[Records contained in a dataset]
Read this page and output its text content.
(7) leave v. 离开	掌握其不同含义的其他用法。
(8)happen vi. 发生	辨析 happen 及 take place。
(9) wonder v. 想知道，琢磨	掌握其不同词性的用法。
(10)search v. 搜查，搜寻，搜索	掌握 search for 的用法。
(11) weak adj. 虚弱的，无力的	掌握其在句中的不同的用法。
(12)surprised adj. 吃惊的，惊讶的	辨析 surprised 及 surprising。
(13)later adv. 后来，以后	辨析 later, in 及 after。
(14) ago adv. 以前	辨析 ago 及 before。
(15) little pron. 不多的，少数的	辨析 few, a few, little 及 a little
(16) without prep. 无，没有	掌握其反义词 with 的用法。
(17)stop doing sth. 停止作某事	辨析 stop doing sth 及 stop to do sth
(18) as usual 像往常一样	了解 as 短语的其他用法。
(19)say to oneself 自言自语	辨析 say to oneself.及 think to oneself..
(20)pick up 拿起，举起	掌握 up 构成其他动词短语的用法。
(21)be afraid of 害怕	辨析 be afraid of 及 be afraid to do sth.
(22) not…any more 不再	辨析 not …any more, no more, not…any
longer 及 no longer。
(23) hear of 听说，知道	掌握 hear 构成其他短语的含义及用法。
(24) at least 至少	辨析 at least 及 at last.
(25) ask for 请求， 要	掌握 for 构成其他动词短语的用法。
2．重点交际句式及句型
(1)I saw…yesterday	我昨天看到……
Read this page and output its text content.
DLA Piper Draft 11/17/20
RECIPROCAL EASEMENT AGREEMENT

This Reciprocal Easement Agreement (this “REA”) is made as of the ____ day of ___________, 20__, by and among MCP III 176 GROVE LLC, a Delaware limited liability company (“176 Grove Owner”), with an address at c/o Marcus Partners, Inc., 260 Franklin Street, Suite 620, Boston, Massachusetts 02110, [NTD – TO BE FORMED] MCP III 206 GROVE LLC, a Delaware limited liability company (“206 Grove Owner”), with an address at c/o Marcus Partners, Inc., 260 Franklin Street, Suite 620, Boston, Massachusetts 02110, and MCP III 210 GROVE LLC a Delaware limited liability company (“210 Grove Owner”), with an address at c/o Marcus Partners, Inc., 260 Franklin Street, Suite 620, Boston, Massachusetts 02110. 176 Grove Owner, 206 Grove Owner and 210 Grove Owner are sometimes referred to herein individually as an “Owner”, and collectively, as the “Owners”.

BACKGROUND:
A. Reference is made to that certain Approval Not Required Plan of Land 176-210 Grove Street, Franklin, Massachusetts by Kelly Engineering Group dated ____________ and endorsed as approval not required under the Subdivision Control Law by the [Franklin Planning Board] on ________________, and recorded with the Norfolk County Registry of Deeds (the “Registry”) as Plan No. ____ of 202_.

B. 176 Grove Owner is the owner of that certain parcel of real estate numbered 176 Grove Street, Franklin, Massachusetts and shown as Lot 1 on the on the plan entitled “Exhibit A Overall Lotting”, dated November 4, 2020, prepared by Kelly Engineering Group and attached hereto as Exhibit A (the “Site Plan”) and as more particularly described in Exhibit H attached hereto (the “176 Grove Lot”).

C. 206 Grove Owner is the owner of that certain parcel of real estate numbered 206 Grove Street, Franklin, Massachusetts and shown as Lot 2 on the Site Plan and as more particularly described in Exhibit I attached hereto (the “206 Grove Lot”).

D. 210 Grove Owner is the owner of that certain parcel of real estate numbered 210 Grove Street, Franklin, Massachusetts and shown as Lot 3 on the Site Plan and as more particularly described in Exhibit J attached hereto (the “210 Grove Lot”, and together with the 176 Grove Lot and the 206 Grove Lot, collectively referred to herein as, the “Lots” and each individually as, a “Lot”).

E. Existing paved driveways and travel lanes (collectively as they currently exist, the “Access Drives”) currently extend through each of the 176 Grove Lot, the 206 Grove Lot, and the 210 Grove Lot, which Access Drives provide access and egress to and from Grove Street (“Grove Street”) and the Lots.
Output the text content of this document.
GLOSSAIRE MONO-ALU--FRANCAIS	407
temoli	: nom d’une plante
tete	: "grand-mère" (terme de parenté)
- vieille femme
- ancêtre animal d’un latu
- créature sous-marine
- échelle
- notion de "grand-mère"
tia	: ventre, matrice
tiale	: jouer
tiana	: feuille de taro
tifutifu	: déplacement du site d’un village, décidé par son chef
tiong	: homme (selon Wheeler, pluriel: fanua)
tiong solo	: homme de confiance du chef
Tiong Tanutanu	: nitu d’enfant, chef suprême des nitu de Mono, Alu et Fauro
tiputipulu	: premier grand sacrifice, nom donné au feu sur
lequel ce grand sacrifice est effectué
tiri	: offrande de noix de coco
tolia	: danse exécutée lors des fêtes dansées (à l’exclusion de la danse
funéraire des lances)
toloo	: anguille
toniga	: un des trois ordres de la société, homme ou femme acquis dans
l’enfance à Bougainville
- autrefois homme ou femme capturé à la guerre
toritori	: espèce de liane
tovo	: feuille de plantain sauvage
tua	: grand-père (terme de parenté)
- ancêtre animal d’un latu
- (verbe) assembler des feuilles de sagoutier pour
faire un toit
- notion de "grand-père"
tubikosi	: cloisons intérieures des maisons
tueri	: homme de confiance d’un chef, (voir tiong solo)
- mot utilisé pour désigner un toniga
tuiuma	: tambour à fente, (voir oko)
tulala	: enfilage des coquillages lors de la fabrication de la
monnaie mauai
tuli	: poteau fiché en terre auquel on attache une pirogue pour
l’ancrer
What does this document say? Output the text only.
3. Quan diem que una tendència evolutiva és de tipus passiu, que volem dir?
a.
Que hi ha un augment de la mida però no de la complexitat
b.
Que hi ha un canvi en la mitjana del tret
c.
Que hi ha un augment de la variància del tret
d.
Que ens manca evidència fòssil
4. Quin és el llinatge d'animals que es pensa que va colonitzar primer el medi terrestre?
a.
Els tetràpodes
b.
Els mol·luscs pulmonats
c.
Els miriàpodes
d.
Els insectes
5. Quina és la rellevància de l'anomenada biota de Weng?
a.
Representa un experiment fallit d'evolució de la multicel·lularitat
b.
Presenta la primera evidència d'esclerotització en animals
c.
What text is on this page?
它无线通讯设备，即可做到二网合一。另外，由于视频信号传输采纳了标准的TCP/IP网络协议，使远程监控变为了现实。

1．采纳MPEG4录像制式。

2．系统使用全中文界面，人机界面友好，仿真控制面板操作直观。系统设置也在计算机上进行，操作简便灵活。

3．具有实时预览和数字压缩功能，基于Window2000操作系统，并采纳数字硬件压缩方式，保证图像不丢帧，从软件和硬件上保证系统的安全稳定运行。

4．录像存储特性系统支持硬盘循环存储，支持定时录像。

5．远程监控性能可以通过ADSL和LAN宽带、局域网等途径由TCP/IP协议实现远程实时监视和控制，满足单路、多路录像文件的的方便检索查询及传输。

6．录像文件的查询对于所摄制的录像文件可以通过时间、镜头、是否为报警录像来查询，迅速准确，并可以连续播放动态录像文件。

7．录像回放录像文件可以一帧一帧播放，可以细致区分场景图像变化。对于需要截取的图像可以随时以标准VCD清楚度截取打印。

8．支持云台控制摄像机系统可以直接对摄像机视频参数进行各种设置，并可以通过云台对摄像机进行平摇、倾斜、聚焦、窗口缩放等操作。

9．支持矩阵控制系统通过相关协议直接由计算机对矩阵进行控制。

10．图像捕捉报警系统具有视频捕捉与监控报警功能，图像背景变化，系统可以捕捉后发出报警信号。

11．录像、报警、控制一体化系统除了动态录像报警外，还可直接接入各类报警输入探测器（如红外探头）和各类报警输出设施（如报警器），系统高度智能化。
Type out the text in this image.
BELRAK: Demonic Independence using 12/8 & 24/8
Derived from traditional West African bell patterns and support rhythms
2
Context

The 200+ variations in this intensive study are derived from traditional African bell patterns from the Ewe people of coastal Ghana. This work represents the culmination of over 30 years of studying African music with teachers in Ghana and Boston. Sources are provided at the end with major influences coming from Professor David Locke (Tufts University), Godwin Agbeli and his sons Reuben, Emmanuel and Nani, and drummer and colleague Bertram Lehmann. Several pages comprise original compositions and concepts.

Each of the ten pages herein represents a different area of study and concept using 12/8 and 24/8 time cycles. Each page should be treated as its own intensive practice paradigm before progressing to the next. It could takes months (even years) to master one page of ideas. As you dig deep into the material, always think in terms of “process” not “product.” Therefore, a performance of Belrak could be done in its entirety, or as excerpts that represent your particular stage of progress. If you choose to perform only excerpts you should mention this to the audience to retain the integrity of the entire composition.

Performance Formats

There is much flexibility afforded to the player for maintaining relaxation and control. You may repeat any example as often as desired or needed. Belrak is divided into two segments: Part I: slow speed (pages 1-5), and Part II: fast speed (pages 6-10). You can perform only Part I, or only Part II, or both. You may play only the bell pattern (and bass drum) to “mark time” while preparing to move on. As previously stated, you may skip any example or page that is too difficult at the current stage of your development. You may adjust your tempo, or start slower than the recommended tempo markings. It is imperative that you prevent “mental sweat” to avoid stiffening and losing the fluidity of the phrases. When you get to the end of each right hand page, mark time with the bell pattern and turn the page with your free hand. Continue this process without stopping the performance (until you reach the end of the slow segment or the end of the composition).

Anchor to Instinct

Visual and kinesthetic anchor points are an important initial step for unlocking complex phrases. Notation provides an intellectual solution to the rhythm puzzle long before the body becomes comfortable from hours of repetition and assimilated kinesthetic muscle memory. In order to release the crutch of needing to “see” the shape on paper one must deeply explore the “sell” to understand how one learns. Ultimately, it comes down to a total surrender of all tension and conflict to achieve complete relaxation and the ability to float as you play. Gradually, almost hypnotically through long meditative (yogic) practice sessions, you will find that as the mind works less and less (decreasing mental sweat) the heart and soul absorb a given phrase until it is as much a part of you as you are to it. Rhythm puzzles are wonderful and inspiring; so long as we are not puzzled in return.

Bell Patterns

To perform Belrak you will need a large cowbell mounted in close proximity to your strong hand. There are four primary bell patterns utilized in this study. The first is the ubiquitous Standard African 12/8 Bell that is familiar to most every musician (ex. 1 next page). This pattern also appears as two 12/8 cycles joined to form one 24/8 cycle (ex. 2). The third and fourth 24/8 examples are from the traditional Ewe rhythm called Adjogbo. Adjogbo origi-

- _Goal of the exercise_:
Show each line in the entries that holds the string "tret".

- _The solution_:
Que hi ha un canvi en la mitjana del tret
Que hi ha un augment de la variància del tret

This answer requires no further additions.